**GOAL OF THE EXERCISE**
Every entry below should be repeated exactly; the pictures should not.

━━━━━━━━━━━━━━━━

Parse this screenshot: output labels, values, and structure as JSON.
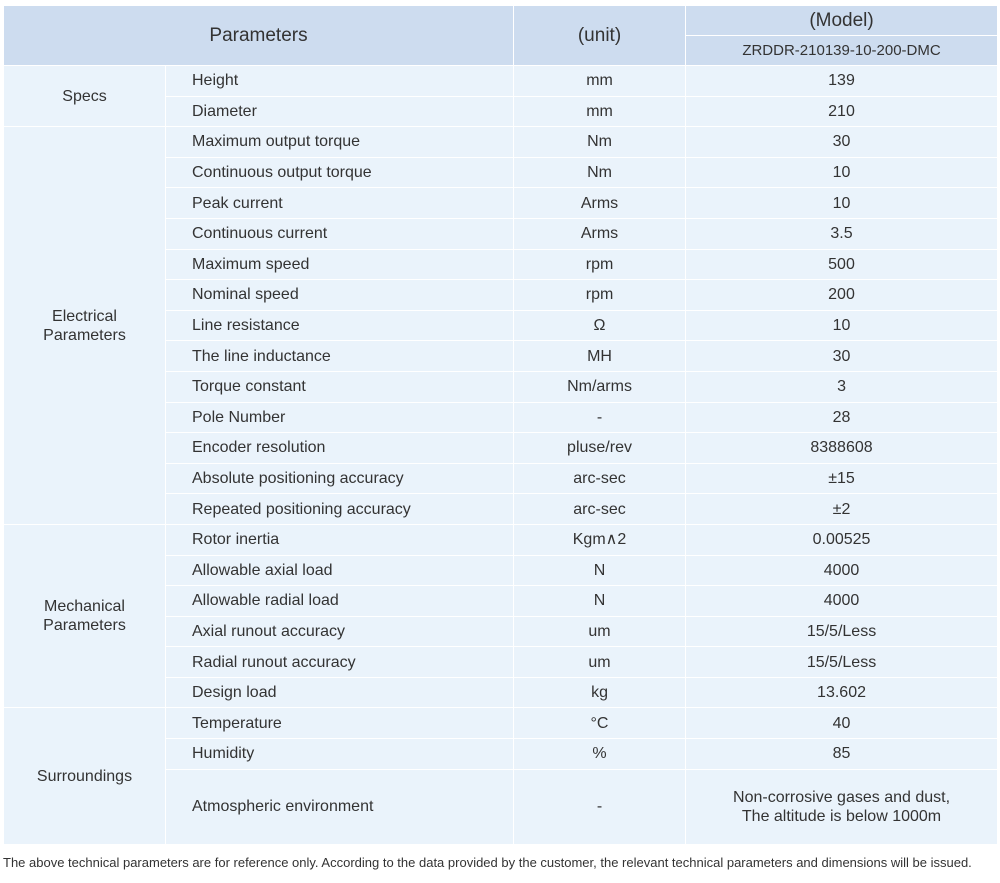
{
  "header": {
    "parameters": "Parameters",
    "unit": "(unit)",
    "model": "(Model)",
    "model_name": "ZRDDR-210139-10-200-DMC"
  },
  "groups": [
    {
      "name": "Specs",
      "rows": [
        [
          "Height",
          "mm",
          "139"
        ],
        [
          "Diameter",
          "mm",
          "210"
        ]
      ]
    },
    {
      "name": "Electrical\nParameters",
      "rows": [
        [
          "Maximum output torque",
          "Nm",
          "30"
        ],
        [
          "Continuous output torque",
          "Nm",
          "10"
        ],
        [
          "Peak current",
          "Arms",
          "10"
        ],
        [
          "Continuous current",
          "Arms",
          "3.5"
        ],
        [
          "Maximum speed",
          "rpm",
          "500"
        ],
        [
          "Nominal speed",
          "rpm",
          "200"
        ],
        [
          "Line resistance",
          "Ω",
          "10"
        ],
        [
          "The line inductance",
          "MH",
          "30"
        ],
        [
          "Torque constant",
          "Nm/arms",
          "3"
        ],
        [
          "Pole Number",
          "-",
          "28"
        ],
        [
          "Encoder resolution",
          "pluse/rev",
          "8388608"
        ],
        [
          "Absolute positioning accuracy",
          "arc-sec",
          "±15"
        ],
        [
          "Repeated positioning accuracy",
          "arc-sec",
          "±2"
        ]
      ]
    },
    {
      "name": "Mechanical\nParameters",
      "rows": [
        [
          "Rotor inertia",
          "Kgm∧2",
          "0.00525"
        ],
        [
          "Allowable axial load",
          "N",
          "4000"
        ],
        [
          "Allowable radial load",
          "N",
          "4000"
        ],
        [
          "Axial runout accuracy",
          "um",
          "15/5/Less"
        ],
        [
          "Radial runout accuracy",
          "um",
          "15/5/Less"
        ],
        [
          "Design load",
          "kg",
          "13.602"
        ]
      ]
    },
    {
      "name": "Surroundings",
      "rows": [
        [
          "Temperature",
          "°C",
          "40"
        ],
        [
          "Humidity",
          "%",
          "85"
        ],
        [
          "Atmospheric environment",
          "-",
          "Non-corrosive gases and dust,\nThe altitude is below 1000m"
        ]
      ]
    }
  ],
  "footnote": "The above technical parameters are for reference only. According to the data provided by the customer, the relevant technical parameters and dimensions will be issued."
}
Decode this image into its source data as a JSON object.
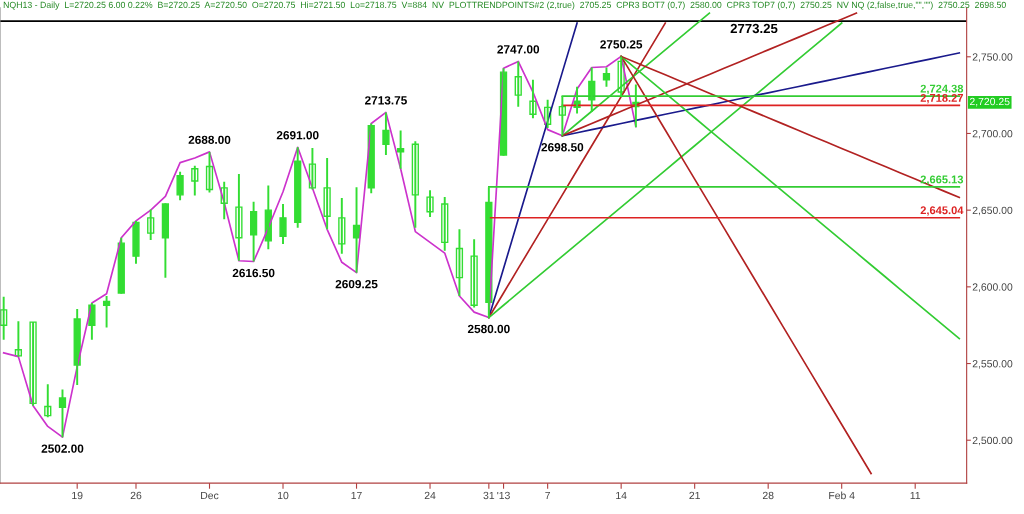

━━━━━━━━━━━━━━━━

**SOLUTION FOR THIS EXERCISE**
Parse this screenshot: output labels, values, and structure as JSON.
{
  "header": {
    "parameters": "Parameters",
    "unit": "(unit)",
    "model": "(Model)",
    "model_name": "ZRDDR-210139-10-200-DMC"
  },
  "groups": [
    {
      "name": "Specs",
      "rows": [
        [
          "Height",
          "mm",
          "139"
        ],
        [
          "Diameter",
          "mm",
          "210"
        ]
      ]
    },
    {
      "name": "Electrical\nParameters",
      "rows": [
        [
          "Maximum output torque",
          "Nm",
          "30"
        ],
        [
          "Continuous output torque",
          "Nm",
          "10"
        ],
        [
          "Peak current",
          "Arms",
          "10"
        ],
        [
          "Continuous current",
          "Arms",
          "3.5"
        ],
        [
          "Maximum speed",
          "rpm",
          "500"
        ],
        [
          "Nominal speed",
          "rpm",
          "200"
        ],
        [
          "Line resistance",
          "Ω",
          "10"
        ],
        [
          "The line inductance",
          "MH",
          "30"
        ],
        [
          "Torque constant",
          "Nm/arms",
          "3"
        ],
        [
          "Pole Number",
          "-",
          "28"
        ],
        [
          "Encoder resolution",
          "pluse/rev",
          "8388608"
        ],
        [
          "Absolute positioning accuracy",
          "arc-sec",
          "±15"
        ],
        [
          "Repeated positioning accuracy",
          "arc-sec",
          "±2"
        ]
      ]
    },
    {
      "name": "Mechanical\nParameters",
      "rows": [
        [
          "Rotor inertia",
          "Kgm∧2",
          "0.00525"
        ],
        [
          "Allowable axial load",
          "N",
          "4000"
        ],
        [
          "Allowable radial load",
          "N",
          "4000"
        ],
        [
          "Axial runout accuracy",
          "um",
          "15/5/Less"
        ],
        [
          "Radial runout accuracy",
          "um",
          "15/5/Less"
        ],
        [
          "Design load",
          "kg",
          "13.602"
        ]
      ]
    },
    {
      "name": "Surroundings",
      "rows": [
        [
          "Temperature",
          "°C",
          "40"
        ],
        [
          "Humidity",
          "%",
          "85"
        ],
        [
          "Atmospheric environment",
          "-",
          "Non-corrosive gases and dust,\nThe altitude is below 1000m"
        ]
      ]
    }
  ],
  "footnote": "The above technical parameters are for reference only. According to the data provided by the customer, the relevant technical parameters and dimensions will be issued."
}
Decode this image into its source data as a JSON object.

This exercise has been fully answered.